• **INPUT DATA**
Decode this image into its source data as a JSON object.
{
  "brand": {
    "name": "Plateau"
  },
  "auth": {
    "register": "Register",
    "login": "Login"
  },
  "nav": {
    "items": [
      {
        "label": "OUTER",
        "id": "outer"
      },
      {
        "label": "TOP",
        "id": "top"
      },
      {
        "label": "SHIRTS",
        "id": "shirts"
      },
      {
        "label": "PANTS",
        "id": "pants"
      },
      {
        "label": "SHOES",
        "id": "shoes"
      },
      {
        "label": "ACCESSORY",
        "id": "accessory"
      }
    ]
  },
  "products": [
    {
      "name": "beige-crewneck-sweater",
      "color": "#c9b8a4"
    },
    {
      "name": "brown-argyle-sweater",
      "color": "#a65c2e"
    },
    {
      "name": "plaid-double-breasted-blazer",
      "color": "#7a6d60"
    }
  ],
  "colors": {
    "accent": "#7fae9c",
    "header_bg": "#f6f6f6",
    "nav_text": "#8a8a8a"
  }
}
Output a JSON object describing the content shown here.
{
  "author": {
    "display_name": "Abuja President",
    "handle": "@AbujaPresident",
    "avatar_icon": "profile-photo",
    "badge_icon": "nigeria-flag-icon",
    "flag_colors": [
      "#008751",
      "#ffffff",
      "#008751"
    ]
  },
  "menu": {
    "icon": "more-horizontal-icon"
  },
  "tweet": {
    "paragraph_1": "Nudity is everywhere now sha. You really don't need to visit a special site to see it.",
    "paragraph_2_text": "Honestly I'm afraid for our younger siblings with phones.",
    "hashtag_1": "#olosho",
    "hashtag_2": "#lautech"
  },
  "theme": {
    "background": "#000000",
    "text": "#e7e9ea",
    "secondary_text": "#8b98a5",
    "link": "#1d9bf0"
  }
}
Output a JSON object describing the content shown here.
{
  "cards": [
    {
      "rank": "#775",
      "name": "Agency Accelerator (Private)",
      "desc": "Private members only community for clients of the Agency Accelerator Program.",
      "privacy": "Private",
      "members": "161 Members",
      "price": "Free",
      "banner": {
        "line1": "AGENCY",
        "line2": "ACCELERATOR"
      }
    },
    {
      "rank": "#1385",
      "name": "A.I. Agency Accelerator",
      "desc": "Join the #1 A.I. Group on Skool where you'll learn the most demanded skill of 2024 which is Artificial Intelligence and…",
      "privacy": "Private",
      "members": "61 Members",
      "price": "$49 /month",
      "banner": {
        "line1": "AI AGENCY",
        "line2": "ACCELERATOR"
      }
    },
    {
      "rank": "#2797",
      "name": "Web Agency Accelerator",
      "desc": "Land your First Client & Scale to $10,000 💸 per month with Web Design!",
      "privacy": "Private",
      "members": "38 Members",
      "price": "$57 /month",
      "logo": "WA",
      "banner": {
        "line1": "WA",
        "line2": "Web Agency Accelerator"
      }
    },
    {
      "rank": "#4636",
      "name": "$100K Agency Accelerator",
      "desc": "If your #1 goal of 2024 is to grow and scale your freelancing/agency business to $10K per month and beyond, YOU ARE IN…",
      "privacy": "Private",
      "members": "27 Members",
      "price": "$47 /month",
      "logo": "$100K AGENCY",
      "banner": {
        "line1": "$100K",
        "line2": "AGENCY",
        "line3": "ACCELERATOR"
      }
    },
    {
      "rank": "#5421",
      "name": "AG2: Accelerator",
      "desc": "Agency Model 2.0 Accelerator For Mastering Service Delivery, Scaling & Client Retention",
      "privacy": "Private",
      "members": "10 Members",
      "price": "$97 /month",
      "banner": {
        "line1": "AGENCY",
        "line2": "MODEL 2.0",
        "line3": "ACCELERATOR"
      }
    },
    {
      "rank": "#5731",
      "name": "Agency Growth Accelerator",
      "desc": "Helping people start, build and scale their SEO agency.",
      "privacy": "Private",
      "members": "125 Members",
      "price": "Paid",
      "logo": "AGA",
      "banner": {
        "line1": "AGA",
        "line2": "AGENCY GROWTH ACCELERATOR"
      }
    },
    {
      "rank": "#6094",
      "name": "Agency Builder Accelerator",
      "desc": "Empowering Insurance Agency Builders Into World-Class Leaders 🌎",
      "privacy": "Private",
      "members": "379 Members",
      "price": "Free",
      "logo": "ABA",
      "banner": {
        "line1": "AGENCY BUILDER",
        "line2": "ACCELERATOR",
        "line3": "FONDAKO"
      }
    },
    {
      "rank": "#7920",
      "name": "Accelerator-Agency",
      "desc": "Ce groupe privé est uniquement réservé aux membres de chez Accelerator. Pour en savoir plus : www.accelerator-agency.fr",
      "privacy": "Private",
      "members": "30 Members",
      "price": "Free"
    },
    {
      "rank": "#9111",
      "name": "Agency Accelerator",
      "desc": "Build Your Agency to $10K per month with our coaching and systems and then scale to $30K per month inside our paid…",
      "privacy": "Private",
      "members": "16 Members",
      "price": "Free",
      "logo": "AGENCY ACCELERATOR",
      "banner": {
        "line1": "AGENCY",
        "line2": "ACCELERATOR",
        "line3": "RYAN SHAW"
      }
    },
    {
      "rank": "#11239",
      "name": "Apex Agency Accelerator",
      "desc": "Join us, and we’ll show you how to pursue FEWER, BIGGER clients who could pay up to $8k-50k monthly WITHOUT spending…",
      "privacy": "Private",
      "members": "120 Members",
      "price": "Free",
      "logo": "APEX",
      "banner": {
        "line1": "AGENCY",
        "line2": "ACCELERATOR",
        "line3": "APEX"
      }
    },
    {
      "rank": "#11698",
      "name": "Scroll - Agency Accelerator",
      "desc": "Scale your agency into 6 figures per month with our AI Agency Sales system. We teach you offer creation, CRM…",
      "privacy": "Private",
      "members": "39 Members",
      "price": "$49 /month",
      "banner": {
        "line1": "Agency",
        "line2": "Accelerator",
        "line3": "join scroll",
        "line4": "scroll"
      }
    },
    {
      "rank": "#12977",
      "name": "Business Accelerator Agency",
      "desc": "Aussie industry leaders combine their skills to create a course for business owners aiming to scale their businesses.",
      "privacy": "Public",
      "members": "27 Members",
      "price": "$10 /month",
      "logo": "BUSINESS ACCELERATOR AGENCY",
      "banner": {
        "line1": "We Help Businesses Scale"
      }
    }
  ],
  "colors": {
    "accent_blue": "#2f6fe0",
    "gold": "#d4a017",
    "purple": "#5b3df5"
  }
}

• **REQUIREMENTS**
Write the complete data out, exactly as above.

• **SOLUTION TO THIS TASK**
Decode this image into its source data as a JSON object.
{
  "brand": {
    "name": "Plateau"
  },
  "auth": {
    "register": "Register",
    "login": "Login"
  },
  "nav": {
    "items": [
      {
        "label": "OUTER",
        "id": "outer"
      },
      {
        "label": "TOP",
        "id": "top"
      },
      {
        "label": "SHIRTS",
        "id": "shirts"
      },
      {
        "label": "PANTS",
        "id": "pants"
      },
      {
        "label": "SHOES",
        "id": "shoes"
      },
      {
        "label": "ACCESSORY",
        "id": "accessory"
      }
    ]
  },
  "products": [
    {
      "name": "beige-crewneck-sweater",
      "color": "#c9b8a4"
    },
    {
      "name": "brown-argyle-sweater",
      "color": "#a65c2e"
    },
    {
      "name": "plaid-double-breasted-blazer",
      "color": "#7a6d60"
    }
  ],
  "colors": {
    "accent": "#7fae9c",
    "header_bg": "#f6f6f6",
    "nav_text": "#8a8a8a"
  }
}
Output a JSON object describing the content shown here.
{
  "author": {
    "display_name": "Abuja President",
    "handle": "@AbujaPresident",
    "avatar_icon": "profile-photo",
    "badge_icon": "nigeria-flag-icon",
    "flag_colors": [
      "#008751",
      "#ffffff",
      "#008751"
    ]
  },
  "menu": {
    "icon": "more-horizontal-icon"
  },
  "tweet": {
    "paragraph_1": "Nudity is everywhere now sha. You really don't need to visit a special site to see it.",
    "paragraph_2_text": "Honestly I'm afraid for our younger siblings with phones.",
    "hashtag_1": "#olosho",
    "hashtag_2": "#lautech"
  },
  "theme": {
    "background": "#000000",
    "text": "#e7e9ea",
    "secondary_text": "#8b98a5",
    "link": "#1d9bf0"
  }
}
Output a JSON object describing the content shown here.
{
  "cards": [
    {
      "rank": "#775",
      "name": "Agency Accelerator (Private)",
      "desc": "Private members only community for clients of the Agency Accelerator Program.",
      "privacy": "Private",
      "members": "161 Members",
      "price": "Free",
      "banner": {
        "line1": "AGENCY",
        "line2": "ACCELERATOR"
      }
    },
    {
      "rank": "#1385",
      "name": "A.I. Agency Accelerator",
      "desc": "Join the #1 A.I. Group on Skool where you'll learn the most demanded skill of 2024 which is Artificial Intelligence and…",
      "privacy": "Private",
      "members": "61 Members",
      "price": "$49 /month",
      "banner": {
        "line1": "AI AGENCY",
        "line2": "ACCELERATOR"
      }
    },
    {
      "rank": "#2797",
      "name": "Web Agency Accelerator",
      "desc": "Land your First Client & Scale to $10,000 💸 per month with Web Design!",
      "privacy": "Private",
      "members": "38 Members",
      "price": "$57 /month",
      "logo": "WA",
      "banner": {
        "line1": "WA",
        "line2": "Web Agency Accelerator"
      }
    },
    {
      "rank": "#4636",
      "name": "$100K Agency Accelerator",
      "desc": "If your #1 goal of 2024 is to grow and scale your freelancing/agency business to $10K per month and beyond, YOU ARE IN…",
      "privacy": "Private",
      "members": "27 Members",
      "price": "$47 /month",
      "logo": "$100K AGENCY",
      "banner": {
        "line1": "$100K",
        "line2": "AGENCY",
        "line3": "ACCELERATOR"
      }
    },
    {
      "rank": "#5421",
      "name": "AG2: Accelerator",
      "desc": "Agency Model 2.0 Accelerator For Mastering Service Delivery, Scaling & Client Retention",
      "privacy": "Private",
      "members": "10 Members",
      "price": "$97 /month",
      "banner": {
        "line1": "AGENCY",
        "line2": "MODEL 2.0",
        "line3": "ACCELERATOR"
      }
    },
    {
      "rank": "#5731",
      "name": "Agency Growth Accelerator",
      "desc": "Helping people start, build and scale their SEO agency.",
      "privacy": "Private",
      "members": "125 Members",
      "price": "Paid",
      "logo": "AGA",
      "banner": {
        "line1": "AGA",
        "line2": "AGENCY GROWTH ACCELERATOR"
      }
    },
    {
      "rank": "#6094",
      "name": "Agency Builder Accelerator",
      "desc": "Empowering Insurance Agency Builders Into World-Class Leaders 🌎",
      "privacy": "Private",
      "members": "379 Members",
      "price": "Free",
      "logo": "ABA",
      "banner": {
        "line1": "AGENCY BUILDER",
        "line2": "ACCELERATOR",
        "line3": "FONDAKO"
      }
    },
    {
      "rank": "#7920",
      "name": "Accelerator-Agency",
      "desc": "Ce groupe privé est uniquement réservé aux membres de chez Accelerator. Pour en savoir plus : www.accelerator-agency.fr",
      "privacy": "Private",
      "members": "30 Members",
      "price": "Free"
    },
    {
      "rank": "#9111",
      "name": "Agency Accelerator",
      "desc": "Build Your Agency to $10K per month with our coaching and systems and then scale to $30K per month inside our paid…",
      "privacy": "Private",
      "members": "16 Members",
      "price": "Free",
      "logo": "AGENCY ACCELERATOR",
      "banner": {
        "line1": "AGENCY",
        "line2": "ACCELERATOR",
        "line3": "RYAN SHAW"
      }
    },
    {
      "rank": "#11239",
      "name": "Apex Agency Accelerator",
      "desc": "Join us, and we’ll show you how to pursue FEWER, BIGGER clients who could pay up to $8k-50k monthly WITHOUT spending…",
      "privacy": "Private",
      "members": "120 Members",
      "price": "Free",
      "logo": "APEX",
      "banner": {
        "line1": "AGENCY",
        "line2": "ACCELERATOR",
        "line3": "APEX"
      }
    },
    {
      "rank": "#11698",
      "name": "Scroll - Agency Accelerator",
      "desc": "Scale your agency into 6 figures per month with our AI Agency Sales system. We teach you offer creation, CRM…",
      "privacy": "Private",
      "members": "39 Members",
      "price": "$49 /month",
      "banner": {
        "line1": "Agency",
        "line2": "Accelerator",
        "line3": "join scroll",
        "line4": "scroll"
      }
    },
    {
      "rank": "#12977",
      "name": "Business Accelerator Agency",
      "desc": "Aussie industry leaders combine their skills to create a course for business owners aiming to scale their businesses.",
      "privacy": "Public",
      "members": "27 Members",
      "price": "$10 /month",
      "logo": "BUSINESS ACCELERATOR AGENCY",
      "banner": {
        "line1": "We Help Businesses Scale"
      }
    }
  ],
  "colors": {
    "accent_blue": "#2f6fe0",
    "gold": "#d4a017",
    "purple": "#5b3df5"
  }
}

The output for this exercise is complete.